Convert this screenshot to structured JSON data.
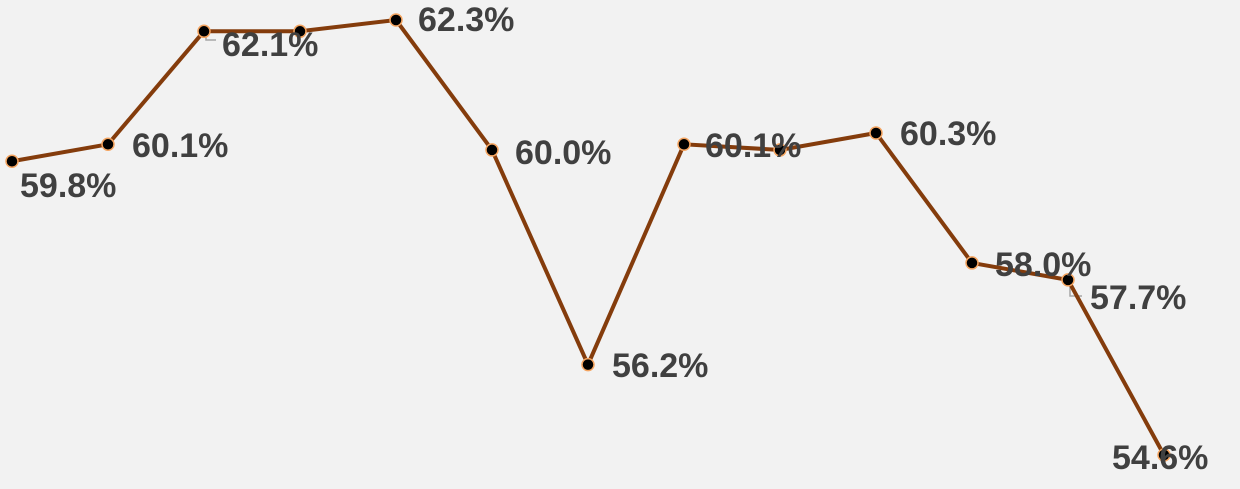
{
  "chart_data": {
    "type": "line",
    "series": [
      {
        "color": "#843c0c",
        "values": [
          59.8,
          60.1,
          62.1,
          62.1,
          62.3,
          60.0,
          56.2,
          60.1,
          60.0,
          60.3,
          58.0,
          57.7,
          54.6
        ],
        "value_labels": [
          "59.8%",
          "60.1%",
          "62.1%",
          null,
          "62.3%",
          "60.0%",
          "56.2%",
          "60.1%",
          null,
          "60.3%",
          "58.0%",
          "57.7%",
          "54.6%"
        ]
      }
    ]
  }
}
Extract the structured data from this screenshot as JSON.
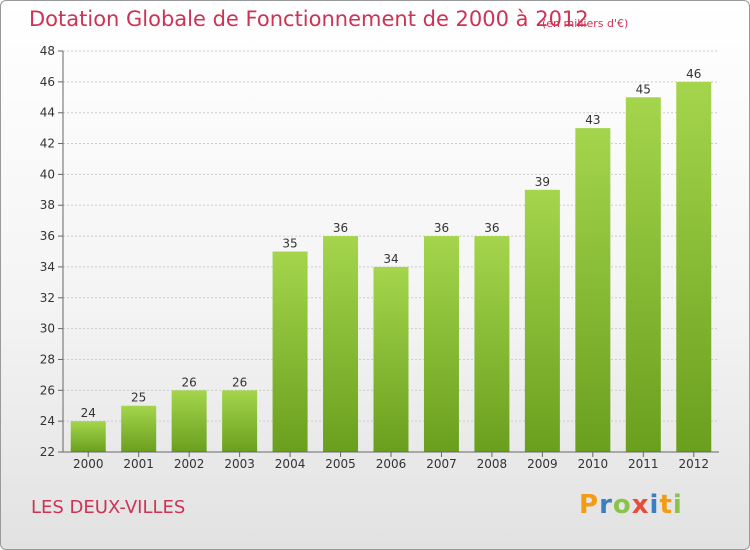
-*-
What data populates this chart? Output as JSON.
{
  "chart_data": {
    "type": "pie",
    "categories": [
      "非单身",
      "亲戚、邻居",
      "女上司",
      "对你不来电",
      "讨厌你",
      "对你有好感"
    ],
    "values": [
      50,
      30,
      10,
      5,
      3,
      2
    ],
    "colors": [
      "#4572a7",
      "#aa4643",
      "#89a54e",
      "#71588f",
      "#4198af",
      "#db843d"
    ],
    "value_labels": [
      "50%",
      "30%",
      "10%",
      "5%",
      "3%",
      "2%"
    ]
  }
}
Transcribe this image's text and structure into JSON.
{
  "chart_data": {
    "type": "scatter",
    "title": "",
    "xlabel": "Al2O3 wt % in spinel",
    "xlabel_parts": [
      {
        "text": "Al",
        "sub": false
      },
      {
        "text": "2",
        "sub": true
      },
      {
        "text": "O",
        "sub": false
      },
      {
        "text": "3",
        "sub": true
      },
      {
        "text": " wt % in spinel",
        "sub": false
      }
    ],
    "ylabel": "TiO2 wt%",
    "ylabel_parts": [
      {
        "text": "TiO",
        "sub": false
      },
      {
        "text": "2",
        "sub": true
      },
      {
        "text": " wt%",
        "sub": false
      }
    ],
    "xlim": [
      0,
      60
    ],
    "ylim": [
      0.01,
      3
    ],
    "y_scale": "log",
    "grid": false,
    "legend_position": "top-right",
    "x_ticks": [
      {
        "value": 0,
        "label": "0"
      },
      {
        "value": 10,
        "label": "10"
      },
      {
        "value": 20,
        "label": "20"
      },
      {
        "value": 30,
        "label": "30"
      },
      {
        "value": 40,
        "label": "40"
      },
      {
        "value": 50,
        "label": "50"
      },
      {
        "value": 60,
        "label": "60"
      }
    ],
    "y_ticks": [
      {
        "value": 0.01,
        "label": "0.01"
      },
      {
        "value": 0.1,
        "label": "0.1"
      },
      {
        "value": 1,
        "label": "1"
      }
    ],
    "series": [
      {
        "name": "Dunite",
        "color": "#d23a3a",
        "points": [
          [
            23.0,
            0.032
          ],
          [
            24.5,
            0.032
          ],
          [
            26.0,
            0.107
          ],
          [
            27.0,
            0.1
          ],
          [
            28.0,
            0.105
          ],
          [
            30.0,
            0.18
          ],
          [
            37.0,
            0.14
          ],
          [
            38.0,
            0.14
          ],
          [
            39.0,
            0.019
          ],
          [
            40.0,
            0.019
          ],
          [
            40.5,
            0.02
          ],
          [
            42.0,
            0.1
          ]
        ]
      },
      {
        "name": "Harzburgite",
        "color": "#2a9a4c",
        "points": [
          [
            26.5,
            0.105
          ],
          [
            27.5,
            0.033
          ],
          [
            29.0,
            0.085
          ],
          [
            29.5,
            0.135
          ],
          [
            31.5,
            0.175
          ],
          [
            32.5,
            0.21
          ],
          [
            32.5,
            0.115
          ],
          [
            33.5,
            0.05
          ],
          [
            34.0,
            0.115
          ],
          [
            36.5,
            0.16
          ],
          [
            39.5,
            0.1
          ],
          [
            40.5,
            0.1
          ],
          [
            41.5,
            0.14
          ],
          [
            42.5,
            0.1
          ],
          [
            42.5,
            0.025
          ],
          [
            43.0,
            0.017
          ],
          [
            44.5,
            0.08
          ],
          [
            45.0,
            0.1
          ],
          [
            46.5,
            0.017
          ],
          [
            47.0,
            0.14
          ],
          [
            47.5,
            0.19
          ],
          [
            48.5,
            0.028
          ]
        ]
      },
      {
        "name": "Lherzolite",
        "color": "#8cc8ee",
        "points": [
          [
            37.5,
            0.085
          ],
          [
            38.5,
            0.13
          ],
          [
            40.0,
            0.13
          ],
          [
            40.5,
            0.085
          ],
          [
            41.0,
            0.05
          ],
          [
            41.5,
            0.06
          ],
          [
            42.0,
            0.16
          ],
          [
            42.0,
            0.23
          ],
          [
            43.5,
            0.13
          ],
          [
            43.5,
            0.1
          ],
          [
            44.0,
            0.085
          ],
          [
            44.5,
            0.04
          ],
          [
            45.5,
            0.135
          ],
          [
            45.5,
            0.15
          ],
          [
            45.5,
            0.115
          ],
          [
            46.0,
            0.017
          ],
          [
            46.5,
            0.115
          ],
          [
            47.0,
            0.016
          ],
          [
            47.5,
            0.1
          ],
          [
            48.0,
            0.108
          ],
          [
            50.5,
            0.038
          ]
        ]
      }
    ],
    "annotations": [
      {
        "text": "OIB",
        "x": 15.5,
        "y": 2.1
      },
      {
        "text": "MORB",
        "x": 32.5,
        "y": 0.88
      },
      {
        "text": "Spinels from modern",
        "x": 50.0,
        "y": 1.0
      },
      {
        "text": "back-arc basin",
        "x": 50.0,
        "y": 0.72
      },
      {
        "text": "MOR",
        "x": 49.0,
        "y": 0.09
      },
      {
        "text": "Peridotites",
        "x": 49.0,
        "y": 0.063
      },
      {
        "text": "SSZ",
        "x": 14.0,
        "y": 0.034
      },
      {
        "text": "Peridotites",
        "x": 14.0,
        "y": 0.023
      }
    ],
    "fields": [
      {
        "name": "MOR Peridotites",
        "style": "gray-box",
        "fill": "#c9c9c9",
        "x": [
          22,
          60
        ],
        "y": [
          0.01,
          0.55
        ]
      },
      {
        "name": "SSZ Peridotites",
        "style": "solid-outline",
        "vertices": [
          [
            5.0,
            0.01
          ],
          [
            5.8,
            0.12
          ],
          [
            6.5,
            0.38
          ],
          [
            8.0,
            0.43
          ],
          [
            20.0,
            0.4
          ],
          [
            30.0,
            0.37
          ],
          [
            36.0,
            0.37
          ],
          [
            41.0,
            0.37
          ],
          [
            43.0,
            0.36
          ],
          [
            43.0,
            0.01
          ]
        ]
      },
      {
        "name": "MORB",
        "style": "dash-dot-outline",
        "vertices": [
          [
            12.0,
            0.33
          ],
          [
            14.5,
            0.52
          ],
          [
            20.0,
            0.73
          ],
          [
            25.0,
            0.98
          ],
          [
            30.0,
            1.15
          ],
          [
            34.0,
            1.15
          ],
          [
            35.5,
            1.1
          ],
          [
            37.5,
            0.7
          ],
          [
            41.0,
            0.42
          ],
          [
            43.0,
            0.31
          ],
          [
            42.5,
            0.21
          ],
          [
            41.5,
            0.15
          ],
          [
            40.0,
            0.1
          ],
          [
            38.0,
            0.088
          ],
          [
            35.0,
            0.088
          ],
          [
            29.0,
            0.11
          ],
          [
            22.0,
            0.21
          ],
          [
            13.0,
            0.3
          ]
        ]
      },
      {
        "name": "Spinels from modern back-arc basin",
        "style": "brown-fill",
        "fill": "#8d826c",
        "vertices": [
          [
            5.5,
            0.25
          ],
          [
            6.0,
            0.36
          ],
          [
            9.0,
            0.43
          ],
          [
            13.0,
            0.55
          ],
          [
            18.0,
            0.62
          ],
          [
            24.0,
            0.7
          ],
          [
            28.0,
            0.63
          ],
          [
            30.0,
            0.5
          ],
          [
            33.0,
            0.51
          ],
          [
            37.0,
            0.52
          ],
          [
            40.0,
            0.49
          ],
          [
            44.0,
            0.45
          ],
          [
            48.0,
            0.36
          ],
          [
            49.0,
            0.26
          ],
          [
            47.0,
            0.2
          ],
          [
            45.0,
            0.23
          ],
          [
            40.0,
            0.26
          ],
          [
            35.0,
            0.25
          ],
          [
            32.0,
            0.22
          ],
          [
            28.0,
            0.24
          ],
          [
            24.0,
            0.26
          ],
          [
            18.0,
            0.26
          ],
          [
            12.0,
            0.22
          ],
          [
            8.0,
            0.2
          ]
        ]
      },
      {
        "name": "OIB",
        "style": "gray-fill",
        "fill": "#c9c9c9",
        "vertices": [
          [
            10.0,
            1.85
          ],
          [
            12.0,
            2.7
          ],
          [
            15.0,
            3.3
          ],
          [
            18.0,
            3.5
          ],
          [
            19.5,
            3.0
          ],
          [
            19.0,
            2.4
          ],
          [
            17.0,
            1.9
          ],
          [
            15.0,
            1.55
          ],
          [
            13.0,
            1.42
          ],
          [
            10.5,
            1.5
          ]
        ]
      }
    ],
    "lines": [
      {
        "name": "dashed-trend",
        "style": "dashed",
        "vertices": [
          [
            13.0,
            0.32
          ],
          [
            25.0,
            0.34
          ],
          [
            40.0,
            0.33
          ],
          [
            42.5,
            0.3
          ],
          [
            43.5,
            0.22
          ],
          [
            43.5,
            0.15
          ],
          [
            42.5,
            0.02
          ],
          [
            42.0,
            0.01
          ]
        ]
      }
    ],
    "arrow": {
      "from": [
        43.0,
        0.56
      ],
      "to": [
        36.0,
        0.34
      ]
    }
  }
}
-*-
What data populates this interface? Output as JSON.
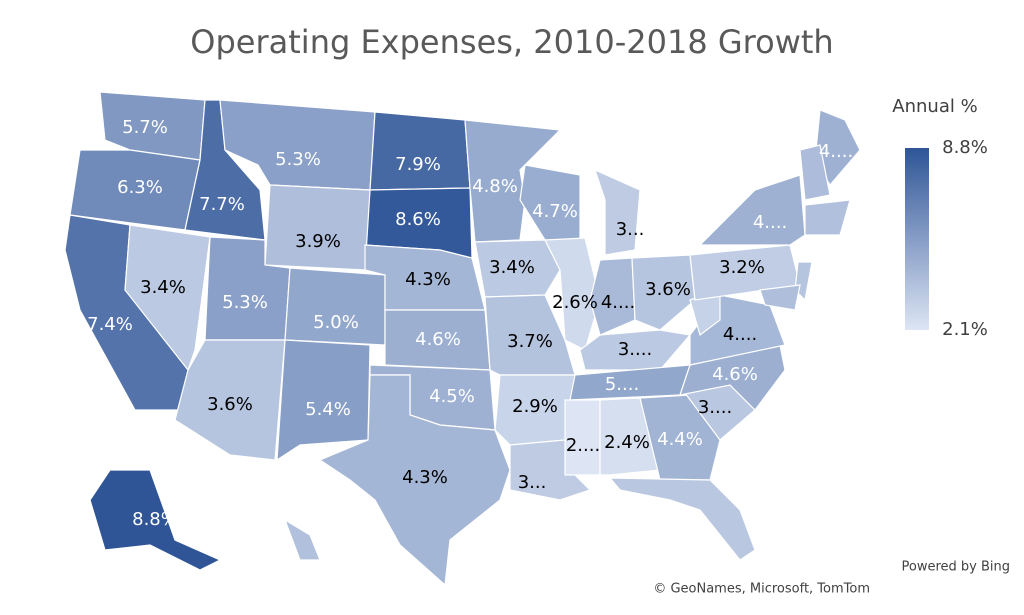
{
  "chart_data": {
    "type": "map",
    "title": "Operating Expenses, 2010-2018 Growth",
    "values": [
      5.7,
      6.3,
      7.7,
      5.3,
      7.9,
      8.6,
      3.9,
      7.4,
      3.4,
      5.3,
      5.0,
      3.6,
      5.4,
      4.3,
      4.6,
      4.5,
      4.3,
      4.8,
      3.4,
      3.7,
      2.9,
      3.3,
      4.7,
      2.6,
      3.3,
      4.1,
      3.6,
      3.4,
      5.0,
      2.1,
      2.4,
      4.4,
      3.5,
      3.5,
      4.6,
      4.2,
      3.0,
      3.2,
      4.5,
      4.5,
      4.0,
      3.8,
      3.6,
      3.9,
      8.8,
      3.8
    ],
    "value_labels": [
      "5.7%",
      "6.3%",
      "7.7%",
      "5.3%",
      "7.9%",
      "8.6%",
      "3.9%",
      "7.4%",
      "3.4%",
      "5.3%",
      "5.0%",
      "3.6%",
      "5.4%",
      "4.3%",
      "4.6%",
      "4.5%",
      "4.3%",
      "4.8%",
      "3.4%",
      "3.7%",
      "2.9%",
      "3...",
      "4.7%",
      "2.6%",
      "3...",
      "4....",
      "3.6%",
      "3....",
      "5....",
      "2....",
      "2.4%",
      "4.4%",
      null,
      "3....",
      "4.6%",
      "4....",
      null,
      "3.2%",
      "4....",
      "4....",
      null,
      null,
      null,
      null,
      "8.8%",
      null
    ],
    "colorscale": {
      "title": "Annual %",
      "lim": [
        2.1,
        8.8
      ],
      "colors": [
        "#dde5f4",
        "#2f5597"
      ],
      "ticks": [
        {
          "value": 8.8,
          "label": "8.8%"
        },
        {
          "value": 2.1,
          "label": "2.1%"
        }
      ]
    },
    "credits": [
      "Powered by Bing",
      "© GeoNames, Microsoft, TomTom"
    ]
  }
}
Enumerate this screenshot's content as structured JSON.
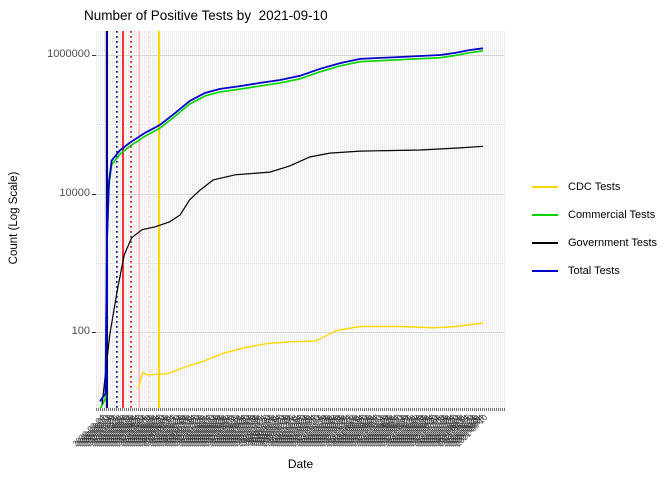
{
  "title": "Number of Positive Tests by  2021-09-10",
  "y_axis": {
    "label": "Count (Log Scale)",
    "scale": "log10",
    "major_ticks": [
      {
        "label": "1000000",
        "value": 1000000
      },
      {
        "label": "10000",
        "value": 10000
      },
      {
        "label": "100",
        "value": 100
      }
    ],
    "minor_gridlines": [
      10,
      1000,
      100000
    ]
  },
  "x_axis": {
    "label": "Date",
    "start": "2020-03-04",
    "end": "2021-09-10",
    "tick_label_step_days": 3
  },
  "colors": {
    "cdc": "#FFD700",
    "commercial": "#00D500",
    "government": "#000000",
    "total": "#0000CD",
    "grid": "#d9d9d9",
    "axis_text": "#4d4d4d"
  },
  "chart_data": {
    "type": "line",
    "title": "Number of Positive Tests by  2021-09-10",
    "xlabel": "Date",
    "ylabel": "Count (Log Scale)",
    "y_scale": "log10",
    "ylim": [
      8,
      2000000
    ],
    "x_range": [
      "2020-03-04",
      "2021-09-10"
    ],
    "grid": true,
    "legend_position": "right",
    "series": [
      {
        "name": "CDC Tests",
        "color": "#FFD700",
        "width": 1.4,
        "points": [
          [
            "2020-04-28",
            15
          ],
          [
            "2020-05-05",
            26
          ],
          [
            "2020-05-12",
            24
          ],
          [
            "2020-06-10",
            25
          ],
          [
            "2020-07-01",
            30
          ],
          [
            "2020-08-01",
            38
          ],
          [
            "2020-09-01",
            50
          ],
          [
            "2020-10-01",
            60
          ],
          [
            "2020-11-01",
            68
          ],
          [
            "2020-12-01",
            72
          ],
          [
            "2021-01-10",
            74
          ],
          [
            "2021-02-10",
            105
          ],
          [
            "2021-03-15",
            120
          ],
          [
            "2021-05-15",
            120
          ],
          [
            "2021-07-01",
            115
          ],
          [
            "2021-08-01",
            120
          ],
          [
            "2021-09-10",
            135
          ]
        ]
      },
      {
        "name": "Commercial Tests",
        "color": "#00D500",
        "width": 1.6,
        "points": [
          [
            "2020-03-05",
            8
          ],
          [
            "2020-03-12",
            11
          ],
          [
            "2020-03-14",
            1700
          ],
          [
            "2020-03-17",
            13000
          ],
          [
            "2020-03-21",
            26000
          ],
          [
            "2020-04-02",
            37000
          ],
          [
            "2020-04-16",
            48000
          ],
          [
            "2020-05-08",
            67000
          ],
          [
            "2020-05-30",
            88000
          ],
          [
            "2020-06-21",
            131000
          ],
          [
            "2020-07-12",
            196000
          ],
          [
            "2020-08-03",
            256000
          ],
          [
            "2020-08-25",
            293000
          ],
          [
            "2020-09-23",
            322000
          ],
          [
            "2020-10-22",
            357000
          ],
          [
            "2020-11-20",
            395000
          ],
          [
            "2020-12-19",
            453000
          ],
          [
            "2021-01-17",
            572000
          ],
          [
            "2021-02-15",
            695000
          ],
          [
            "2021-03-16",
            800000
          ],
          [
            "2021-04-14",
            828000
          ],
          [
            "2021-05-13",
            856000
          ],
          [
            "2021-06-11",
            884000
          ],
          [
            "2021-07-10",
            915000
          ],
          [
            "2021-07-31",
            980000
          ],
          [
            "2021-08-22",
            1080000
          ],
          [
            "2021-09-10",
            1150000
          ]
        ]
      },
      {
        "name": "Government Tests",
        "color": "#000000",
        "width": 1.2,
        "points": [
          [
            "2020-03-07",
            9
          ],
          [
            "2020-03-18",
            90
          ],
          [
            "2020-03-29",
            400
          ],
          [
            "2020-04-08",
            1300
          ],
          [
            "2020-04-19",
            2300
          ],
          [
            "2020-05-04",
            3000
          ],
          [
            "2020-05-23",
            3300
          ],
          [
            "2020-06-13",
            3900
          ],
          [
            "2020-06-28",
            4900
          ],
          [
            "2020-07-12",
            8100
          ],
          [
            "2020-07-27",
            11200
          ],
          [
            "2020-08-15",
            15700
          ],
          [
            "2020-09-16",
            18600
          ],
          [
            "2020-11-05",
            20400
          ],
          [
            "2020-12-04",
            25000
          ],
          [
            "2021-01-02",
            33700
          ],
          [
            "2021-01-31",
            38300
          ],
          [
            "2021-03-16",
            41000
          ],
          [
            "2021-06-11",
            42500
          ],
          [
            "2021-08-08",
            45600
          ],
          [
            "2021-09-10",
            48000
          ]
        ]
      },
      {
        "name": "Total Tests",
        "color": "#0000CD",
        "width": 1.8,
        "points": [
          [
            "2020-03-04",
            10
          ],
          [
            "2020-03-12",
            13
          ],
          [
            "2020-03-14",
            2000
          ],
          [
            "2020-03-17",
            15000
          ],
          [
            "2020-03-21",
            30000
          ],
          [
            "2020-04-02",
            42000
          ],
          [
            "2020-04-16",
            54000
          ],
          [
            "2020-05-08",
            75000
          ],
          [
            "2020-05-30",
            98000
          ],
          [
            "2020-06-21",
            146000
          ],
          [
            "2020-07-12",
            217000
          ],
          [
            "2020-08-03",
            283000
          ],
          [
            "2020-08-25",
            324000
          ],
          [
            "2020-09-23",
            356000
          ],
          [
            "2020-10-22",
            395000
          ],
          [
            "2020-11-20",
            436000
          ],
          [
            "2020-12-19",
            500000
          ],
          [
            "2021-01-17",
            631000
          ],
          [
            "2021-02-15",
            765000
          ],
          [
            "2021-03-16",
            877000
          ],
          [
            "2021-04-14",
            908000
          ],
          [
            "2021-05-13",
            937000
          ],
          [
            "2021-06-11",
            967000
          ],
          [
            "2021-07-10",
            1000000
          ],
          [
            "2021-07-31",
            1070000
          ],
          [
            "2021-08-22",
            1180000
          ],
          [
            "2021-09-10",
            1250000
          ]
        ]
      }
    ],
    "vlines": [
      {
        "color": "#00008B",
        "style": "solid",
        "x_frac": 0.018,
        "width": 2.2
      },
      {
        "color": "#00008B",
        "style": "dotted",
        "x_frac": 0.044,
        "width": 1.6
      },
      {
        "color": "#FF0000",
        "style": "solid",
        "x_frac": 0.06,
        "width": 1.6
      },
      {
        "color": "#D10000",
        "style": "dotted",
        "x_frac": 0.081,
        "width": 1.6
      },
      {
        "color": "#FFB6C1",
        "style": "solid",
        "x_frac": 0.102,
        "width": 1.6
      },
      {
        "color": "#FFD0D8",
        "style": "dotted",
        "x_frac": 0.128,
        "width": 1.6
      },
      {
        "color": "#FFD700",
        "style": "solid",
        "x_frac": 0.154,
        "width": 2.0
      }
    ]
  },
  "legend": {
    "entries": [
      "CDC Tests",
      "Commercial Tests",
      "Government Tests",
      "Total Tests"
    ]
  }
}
-*-
Leave out every picture, then retype exactly the lines from the one containing "Convert this screenshot" through the one containing "Extract the structured".

Convert this screenshot to structured JSON data.
{
  "chart_data": {
    "type": "line",
    "series": [
      {
        "color": "#843c0c",
        "values": [
          59.8,
          60.1,
          62.1,
          62.1,
          62.3,
          60.0,
          56.2,
          60.1,
          60.0,
          60.3,
          58.0,
          57.7,
          54.6
        ],
        "value_labels": [
          "59.8%",
          "60.1%",
          "62.1%",
          null,
          "62.3%",
          "60.0%",
          "56.2%",
          "60.1%",
          null,
          "60.3%",
          "58.0%",
          "57.7%",
          "54.6%"
        ]
      }
    ]
  }
}
Extract the structured data from this screenshot as JSON.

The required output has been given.